**To be done**
Below are some entries; can you quote all of them exactly?

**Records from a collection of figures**
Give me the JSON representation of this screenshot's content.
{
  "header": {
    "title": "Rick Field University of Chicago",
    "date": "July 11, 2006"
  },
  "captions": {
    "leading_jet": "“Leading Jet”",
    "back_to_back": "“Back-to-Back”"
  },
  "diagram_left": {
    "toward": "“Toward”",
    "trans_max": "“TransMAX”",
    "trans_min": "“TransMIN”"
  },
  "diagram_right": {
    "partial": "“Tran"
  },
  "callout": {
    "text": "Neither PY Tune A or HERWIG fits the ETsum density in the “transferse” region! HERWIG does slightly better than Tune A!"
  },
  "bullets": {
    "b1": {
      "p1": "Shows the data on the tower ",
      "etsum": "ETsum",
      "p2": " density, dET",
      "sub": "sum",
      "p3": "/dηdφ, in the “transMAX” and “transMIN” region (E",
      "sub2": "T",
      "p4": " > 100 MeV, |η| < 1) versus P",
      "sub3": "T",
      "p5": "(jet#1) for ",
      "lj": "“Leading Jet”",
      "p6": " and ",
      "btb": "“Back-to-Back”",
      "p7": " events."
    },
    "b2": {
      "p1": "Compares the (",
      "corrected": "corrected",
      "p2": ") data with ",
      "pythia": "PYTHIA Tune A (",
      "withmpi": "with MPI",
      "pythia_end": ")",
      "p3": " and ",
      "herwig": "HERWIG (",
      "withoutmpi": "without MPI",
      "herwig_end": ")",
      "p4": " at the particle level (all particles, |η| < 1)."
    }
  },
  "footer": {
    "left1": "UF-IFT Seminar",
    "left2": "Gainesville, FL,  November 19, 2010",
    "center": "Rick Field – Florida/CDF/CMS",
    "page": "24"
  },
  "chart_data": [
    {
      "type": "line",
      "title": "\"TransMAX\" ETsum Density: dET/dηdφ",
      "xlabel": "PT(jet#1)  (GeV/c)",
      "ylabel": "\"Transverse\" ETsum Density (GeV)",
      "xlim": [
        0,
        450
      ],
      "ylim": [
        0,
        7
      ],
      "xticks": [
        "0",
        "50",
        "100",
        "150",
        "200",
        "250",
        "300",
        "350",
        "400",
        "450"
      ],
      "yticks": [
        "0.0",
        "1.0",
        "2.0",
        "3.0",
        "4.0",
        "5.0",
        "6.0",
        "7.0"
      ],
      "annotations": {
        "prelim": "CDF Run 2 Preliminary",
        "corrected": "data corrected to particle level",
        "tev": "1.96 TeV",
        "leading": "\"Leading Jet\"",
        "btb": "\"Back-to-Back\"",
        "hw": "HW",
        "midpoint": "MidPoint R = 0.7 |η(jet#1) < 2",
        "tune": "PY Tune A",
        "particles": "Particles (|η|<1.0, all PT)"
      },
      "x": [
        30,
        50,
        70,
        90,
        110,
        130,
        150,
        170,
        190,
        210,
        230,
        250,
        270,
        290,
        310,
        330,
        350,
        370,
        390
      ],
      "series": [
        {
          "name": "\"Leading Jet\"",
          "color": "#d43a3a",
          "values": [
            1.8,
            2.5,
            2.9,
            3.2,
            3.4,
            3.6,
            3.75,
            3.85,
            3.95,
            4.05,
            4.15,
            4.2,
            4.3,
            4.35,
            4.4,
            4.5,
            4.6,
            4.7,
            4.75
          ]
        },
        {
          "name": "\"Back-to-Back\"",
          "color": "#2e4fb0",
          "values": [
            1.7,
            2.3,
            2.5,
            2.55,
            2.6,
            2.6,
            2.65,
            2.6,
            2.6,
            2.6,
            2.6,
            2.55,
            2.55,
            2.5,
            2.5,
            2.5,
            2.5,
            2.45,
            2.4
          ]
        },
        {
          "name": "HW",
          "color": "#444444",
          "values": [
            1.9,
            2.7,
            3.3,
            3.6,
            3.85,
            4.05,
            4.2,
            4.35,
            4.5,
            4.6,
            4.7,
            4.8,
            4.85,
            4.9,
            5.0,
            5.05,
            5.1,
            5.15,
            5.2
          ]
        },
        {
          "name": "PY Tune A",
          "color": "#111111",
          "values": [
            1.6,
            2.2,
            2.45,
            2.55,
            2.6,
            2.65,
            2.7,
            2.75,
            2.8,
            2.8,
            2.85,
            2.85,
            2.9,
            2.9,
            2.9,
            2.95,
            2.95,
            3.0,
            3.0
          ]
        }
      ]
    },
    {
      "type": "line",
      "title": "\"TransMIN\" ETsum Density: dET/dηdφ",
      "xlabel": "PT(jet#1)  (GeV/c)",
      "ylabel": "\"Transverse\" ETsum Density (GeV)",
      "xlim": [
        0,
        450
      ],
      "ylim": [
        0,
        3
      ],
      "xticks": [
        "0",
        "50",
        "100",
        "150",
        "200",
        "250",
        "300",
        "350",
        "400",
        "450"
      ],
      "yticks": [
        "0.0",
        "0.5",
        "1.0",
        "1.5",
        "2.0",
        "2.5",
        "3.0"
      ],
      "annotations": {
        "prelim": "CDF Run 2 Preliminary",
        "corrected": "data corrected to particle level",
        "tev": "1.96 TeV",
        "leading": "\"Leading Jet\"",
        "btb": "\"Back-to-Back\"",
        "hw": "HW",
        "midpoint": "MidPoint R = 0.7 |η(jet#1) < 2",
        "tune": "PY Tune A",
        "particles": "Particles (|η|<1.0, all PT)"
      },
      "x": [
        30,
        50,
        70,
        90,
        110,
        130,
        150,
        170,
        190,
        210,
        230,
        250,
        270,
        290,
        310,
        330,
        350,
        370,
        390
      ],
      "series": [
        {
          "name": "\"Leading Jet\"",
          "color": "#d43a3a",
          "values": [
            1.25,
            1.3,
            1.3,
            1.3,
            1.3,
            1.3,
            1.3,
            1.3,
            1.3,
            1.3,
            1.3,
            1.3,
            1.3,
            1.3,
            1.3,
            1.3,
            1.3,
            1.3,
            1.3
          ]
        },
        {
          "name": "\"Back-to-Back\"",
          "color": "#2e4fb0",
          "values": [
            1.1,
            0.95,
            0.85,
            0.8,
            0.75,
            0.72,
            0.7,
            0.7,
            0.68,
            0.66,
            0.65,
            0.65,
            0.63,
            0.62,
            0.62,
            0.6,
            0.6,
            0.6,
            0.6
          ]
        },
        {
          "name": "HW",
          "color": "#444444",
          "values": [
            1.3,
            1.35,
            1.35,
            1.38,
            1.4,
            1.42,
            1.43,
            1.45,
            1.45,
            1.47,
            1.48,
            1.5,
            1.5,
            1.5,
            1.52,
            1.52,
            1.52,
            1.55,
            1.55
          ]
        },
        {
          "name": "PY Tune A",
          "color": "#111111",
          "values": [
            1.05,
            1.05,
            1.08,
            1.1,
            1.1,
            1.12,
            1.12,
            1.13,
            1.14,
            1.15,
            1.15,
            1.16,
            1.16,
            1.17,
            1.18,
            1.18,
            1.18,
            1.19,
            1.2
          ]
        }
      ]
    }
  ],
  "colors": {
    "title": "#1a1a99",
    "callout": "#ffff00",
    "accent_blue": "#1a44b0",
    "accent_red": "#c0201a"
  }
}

**Response for this exercise**
Give me the JSON representation of this screenshot's content.
{
  "header": {
    "title": "Rick Field University of Chicago",
    "date": "July 11, 2006"
  },
  "captions": {
    "leading_jet": "“Leading Jet”",
    "back_to_back": "“Back-to-Back”"
  },
  "diagram_left": {
    "toward": "“Toward”",
    "trans_max": "“TransMAX”",
    "trans_min": "“TransMIN”"
  },
  "diagram_right": {
    "partial": "“Tran"
  },
  "callout": {
    "text": "Neither PY Tune A or HERWIG fits the ETsum density in the “transferse” region! HERWIG does slightly better than Tune A!"
  },
  "bullets": {
    "b1": {
      "p1": "Shows the data on the tower ",
      "etsum": "ETsum",
      "p2": " density, dET",
      "sub": "sum",
      "p3": "/dηdφ, in the “transMAX” and “transMIN” region (E",
      "sub2": "T",
      "p4": " > 100 MeV, |η| < 1) versus P",
      "sub3": "T",
      "p5": "(jet#1) for ",
      "lj": "“Leading Jet”",
      "p6": " and ",
      "btb": "“Back-to-Back”",
      "p7": " events."
    },
    "b2": {
      "p1": "Compares the (",
      "corrected": "corrected",
      "p2": ") data with ",
      "pythia": "PYTHIA Tune A (",
      "withmpi": "with MPI",
      "pythia_end": ")",
      "p3": " and ",
      "herwig": "HERWIG (",
      "withoutmpi": "without MPI",
      "herwig_end": ")",
      "p4": " at the particle level (all particles, |η| < 1)."
    }
  },
  "footer": {
    "left1": "UF-IFT Seminar",
    "left2": "Gainesville, FL,  November 19, 2010",
    "center": "Rick Field – Florida/CDF/CMS",
    "page": "24"
  },
  "chart_data": [
    {
      "type": "line",
      "title": "\"TransMAX\" ETsum Density: dET/dηdφ",
      "xlabel": "PT(jet#1)  (GeV/c)",
      "ylabel": "\"Transverse\" ETsum Density (GeV)",
      "xlim": [
        0,
        450
      ],
      "ylim": [
        0,
        7
      ],
      "xticks": [
        "0",
        "50",
        "100",
        "150",
        "200",
        "250",
        "300",
        "350",
        "400",
        "450"
      ],
      "yticks": [
        "0.0",
        "1.0",
        "2.0",
        "3.0",
        "4.0",
        "5.0",
        "6.0",
        "7.0"
      ],
      "annotations": {
        "prelim": "CDF Run 2 Preliminary",
        "corrected": "data corrected to particle level",
        "tev": "1.96 TeV",
        "leading": "\"Leading Jet\"",
        "btb": "\"Back-to-Back\"",
        "hw": "HW",
        "midpoint": "MidPoint R = 0.7 |η(jet#1) < 2",
        "tune": "PY Tune A",
        "particles": "Particles (|η|<1.0, all PT)"
      },
      "x": [
        30,
        50,
        70,
        90,
        110,
        130,
        150,
        170,
        190,
        210,
        230,
        250,
        270,
        290,
        310,
        330,
        350,
        370,
        390
      ],
      "series": [
        {
          "name": "\"Leading Jet\"",
          "color": "#d43a3a",
          "values": [
            1.8,
            2.5,
            2.9,
            3.2,
            3.4,
            3.6,
            3.75,
            3.85,
            3.95,
            4.05,
            4.15,
            4.2,
            4.3,
            4.35,
            4.4,
            4.5,
            4.6,
            4.7,
            4.75
          ]
        },
        {
          "name": "\"Back-to-Back\"",
          "color": "#2e4fb0",
          "values": [
            1.7,
            2.3,
            2.5,
            2.55,
            2.6,
            2.6,
            2.65,
            2.6,
            2.6,
            2.6,
            2.6,
            2.55,
            2.55,
            2.5,
            2.5,
            2.5,
            2.5,
            2.45,
            2.4
          ]
        },
        {
          "name": "HW",
          "color": "#444444",
          "values": [
            1.9,
            2.7,
            3.3,
            3.6,
            3.85,
            4.05,
            4.2,
            4.35,
            4.5,
            4.6,
            4.7,
            4.8,
            4.85,
            4.9,
            5.0,
            5.05,
            5.1,
            5.15,
            5.2
          ]
        },
        {
          "name": "PY Tune A",
          "color": "#111111",
          "values": [
            1.6,
            2.2,
            2.45,
            2.55,
            2.6,
            2.65,
            2.7,
            2.75,
            2.8,
            2.8,
            2.85,
            2.85,
            2.9,
            2.9,
            2.9,
            2.95,
            2.95,
            3.0,
            3.0
          ]
        }
      ]
    },
    {
      "type": "line",
      "title": "\"TransMIN\" ETsum Density: dET/dηdφ",
      "xlabel": "PT(jet#1)  (GeV/c)",
      "ylabel": "\"Transverse\" ETsum Density (GeV)",
      "xlim": [
        0,
        450
      ],
      "ylim": [
        0,
        3
      ],
      "xticks": [
        "0",
        "50",
        "100",
        "150",
        "200",
        "250",
        "300",
        "350",
        "400",
        "450"
      ],
      "yticks": [
        "0.0",
        "0.5",
        "1.0",
        "1.5",
        "2.0",
        "2.5",
        "3.0"
      ],
      "annotations": {
        "prelim": "CDF Run 2 Preliminary",
        "corrected": "data corrected to particle level",
        "tev": "1.96 TeV",
        "leading": "\"Leading Jet\"",
        "btb": "\"Back-to-Back\"",
        "hw": "HW",
        "midpoint": "MidPoint R = 0.7 |η(jet#1) < 2",
        "tune": "PY Tune A",
        "particles": "Particles (|η|<1.0, all PT)"
      },
      "x": [
        30,
        50,
        70,
        90,
        110,
        130,
        150,
        170,
        190,
        210,
        230,
        250,
        270,
        290,
        310,
        330,
        350,
        370,
        390
      ],
      "series": [
        {
          "name": "\"Leading Jet\"",
          "color": "#d43a3a",
          "values": [
            1.25,
            1.3,
            1.3,
            1.3,
            1.3,
            1.3,
            1.3,
            1.3,
            1.3,
            1.3,
            1.3,
            1.3,
            1.3,
            1.3,
            1.3,
            1.3,
            1.3,
            1.3,
            1.3
          ]
        },
        {
          "name": "\"Back-to-Back\"",
          "color": "#2e4fb0",
          "values": [
            1.1,
            0.95,
            0.85,
            0.8,
            0.75,
            0.72,
            0.7,
            0.7,
            0.68,
            0.66,
            0.65,
            0.65,
            0.63,
            0.62,
            0.62,
            0.6,
            0.6,
            0.6,
            0.6
          ]
        },
        {
          "name": "HW",
          "color": "#444444",
          "values": [
            1.3,
            1.35,
            1.35,
            1.38,
            1.4,
            1.42,
            1.43,
            1.45,
            1.45,
            1.47,
            1.48,
            1.5,
            1.5,
            1.5,
            1.52,
            1.52,
            1.52,
            1.55,
            1.55
          ]
        },
        {
          "name": "PY Tune A",
          "color": "#111111",
          "values": [
            1.05,
            1.05,
            1.08,
            1.1,
            1.1,
            1.12,
            1.12,
            1.13,
            1.14,
            1.15,
            1.15,
            1.16,
            1.16,
            1.17,
            1.18,
            1.18,
            1.18,
            1.19,
            1.2
          ]
        }
      ]
    }
  ],
  "colors": {
    "title": "#1a1a99",
    "callout": "#ffff00",
    "accent_blue": "#1a44b0",
    "accent_red": "#c0201a"
  }
}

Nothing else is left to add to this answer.